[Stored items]
━━━
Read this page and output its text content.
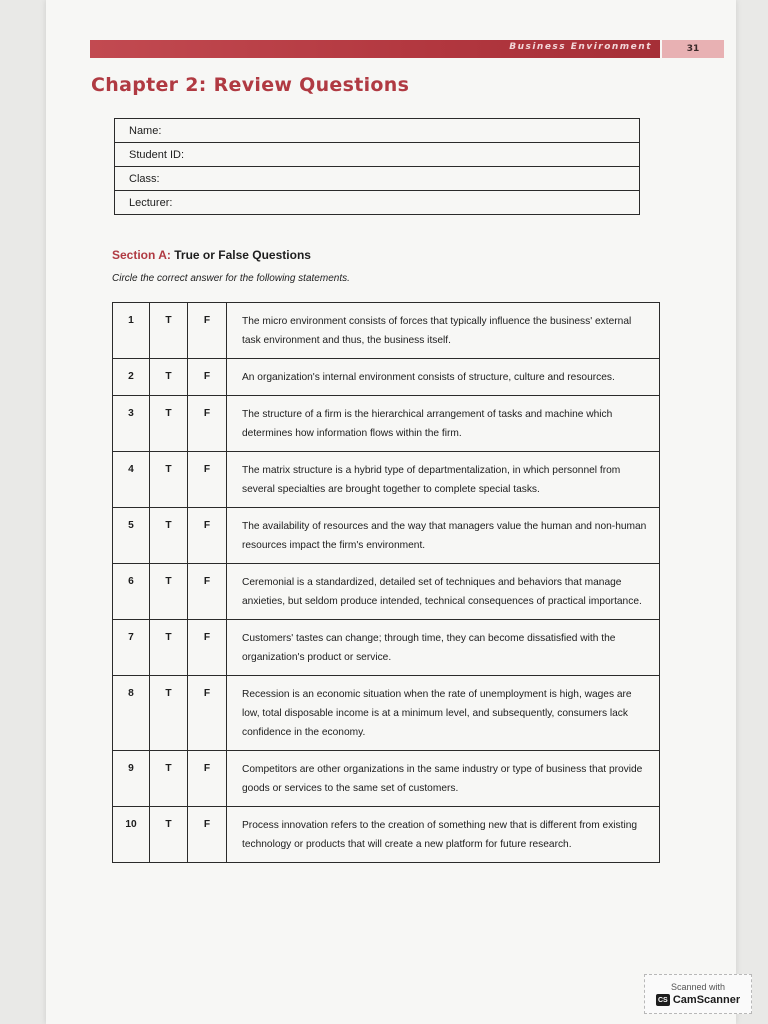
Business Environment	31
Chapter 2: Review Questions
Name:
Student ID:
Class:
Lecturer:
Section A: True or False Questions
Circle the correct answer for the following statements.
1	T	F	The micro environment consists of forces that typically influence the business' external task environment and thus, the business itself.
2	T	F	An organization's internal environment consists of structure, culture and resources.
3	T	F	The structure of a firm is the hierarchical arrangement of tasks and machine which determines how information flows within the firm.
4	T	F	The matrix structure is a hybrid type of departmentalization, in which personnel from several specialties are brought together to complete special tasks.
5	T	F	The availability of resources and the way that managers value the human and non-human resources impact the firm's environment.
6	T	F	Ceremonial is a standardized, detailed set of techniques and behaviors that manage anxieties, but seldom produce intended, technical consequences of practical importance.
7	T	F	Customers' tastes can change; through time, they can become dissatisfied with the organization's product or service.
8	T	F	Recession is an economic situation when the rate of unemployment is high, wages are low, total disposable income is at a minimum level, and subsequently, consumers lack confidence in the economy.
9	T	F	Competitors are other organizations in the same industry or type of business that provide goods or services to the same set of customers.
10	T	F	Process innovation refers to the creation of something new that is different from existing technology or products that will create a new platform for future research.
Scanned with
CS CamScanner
━━━
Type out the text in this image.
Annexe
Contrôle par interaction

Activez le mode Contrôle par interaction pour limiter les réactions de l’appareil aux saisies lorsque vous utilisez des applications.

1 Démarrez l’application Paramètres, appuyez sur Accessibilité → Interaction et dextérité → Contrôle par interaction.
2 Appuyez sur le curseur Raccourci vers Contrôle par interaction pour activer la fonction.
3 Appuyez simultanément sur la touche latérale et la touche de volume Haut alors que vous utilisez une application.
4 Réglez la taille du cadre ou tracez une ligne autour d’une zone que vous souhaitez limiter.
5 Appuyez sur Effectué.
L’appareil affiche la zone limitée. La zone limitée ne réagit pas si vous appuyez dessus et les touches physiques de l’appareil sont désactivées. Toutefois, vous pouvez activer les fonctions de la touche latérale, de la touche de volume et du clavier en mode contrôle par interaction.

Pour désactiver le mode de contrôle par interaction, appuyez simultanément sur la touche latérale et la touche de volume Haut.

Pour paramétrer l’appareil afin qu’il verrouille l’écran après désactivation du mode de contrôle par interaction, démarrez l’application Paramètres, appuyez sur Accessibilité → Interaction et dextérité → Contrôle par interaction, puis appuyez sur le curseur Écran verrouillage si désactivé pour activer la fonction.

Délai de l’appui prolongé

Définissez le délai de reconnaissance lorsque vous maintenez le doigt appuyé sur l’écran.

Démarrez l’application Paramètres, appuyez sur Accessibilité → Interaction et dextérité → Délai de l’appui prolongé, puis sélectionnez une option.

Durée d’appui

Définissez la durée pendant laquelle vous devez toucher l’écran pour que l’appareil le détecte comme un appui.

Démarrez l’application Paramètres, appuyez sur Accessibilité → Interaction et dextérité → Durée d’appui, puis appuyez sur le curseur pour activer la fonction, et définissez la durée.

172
━━━
■ Task prompt:
Select every line above that contains the word "zone", and copy it.

■ Exercise result:
4 Réglez la taille du cadre ou tracez une ligne autour d’une zone que vous souhaitez limiter.
L’appareil affiche la zone limitée. La zone limitée ne réagit pas si vous appuyez dessus et les touches physiques de l’appareil sont désactivées. Toutefois, vous pouvez activer les fonctions de la touche latérale, de la touche de volume et du clavier en mode contrôle par interaction.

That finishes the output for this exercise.